▶ _WHAT YOU NEED TO DO_
Copy every line from the data below in which the string "this" can be found.

++++ DATA PROVIDED

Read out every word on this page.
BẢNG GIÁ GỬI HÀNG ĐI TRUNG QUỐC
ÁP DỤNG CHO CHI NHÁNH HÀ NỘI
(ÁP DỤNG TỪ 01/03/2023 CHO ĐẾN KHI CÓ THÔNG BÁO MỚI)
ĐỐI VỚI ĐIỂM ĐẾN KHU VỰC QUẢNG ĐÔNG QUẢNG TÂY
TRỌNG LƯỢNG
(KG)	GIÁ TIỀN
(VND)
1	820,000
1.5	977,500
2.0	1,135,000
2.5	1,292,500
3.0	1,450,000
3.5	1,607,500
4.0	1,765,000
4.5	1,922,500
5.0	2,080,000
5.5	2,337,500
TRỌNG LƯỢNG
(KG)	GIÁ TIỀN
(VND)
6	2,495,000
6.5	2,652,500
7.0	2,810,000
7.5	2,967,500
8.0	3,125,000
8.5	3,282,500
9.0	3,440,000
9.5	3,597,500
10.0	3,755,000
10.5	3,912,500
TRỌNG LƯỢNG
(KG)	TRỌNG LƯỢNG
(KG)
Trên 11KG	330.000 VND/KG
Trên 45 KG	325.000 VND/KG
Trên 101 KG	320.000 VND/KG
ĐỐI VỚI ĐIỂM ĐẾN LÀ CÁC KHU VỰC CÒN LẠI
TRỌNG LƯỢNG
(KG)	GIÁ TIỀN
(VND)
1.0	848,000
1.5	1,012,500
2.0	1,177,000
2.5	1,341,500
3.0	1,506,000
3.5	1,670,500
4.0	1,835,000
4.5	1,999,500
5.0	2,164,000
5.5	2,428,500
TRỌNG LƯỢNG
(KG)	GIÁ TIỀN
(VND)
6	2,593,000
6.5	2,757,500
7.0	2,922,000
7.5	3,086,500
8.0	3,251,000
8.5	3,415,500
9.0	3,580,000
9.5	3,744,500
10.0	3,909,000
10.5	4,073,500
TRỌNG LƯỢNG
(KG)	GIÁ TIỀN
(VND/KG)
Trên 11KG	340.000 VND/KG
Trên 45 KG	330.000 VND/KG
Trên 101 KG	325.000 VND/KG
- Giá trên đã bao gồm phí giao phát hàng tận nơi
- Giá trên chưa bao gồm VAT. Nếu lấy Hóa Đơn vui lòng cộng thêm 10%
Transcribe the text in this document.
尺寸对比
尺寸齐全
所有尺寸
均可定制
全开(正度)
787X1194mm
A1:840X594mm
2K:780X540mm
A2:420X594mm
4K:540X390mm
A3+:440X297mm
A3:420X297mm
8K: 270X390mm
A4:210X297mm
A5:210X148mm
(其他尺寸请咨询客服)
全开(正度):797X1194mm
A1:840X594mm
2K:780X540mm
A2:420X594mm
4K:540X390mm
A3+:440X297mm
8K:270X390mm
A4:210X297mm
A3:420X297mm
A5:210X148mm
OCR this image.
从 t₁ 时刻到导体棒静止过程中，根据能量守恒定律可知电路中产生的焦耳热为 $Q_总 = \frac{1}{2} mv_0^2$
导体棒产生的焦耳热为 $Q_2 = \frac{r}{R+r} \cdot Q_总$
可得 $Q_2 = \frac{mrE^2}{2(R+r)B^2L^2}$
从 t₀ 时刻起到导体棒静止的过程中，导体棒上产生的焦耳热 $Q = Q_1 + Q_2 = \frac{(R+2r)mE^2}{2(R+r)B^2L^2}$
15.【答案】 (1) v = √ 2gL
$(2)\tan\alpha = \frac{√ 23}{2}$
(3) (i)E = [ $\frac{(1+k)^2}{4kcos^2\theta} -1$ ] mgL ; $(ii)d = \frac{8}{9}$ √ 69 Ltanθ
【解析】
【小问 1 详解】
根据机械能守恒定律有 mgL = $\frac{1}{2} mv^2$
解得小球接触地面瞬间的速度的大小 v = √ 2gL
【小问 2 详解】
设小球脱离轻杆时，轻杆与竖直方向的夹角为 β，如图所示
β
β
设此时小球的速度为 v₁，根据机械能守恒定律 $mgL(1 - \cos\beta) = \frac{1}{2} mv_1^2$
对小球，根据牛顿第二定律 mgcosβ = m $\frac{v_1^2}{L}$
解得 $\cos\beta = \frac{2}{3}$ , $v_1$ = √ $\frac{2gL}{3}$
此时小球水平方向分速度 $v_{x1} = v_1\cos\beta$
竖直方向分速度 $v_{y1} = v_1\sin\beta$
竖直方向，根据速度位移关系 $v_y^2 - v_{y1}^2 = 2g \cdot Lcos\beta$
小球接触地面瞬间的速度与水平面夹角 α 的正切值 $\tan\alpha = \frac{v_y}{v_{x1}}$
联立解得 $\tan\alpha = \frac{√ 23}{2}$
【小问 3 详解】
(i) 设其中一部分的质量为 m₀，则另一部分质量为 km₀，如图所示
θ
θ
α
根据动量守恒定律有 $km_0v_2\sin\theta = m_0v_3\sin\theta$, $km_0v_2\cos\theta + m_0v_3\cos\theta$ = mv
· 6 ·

++++++++

▶ _OUTPUT OF THE EXERCISE_
Read out every word on this page.
Transcribe the text in this document.
OCR this image.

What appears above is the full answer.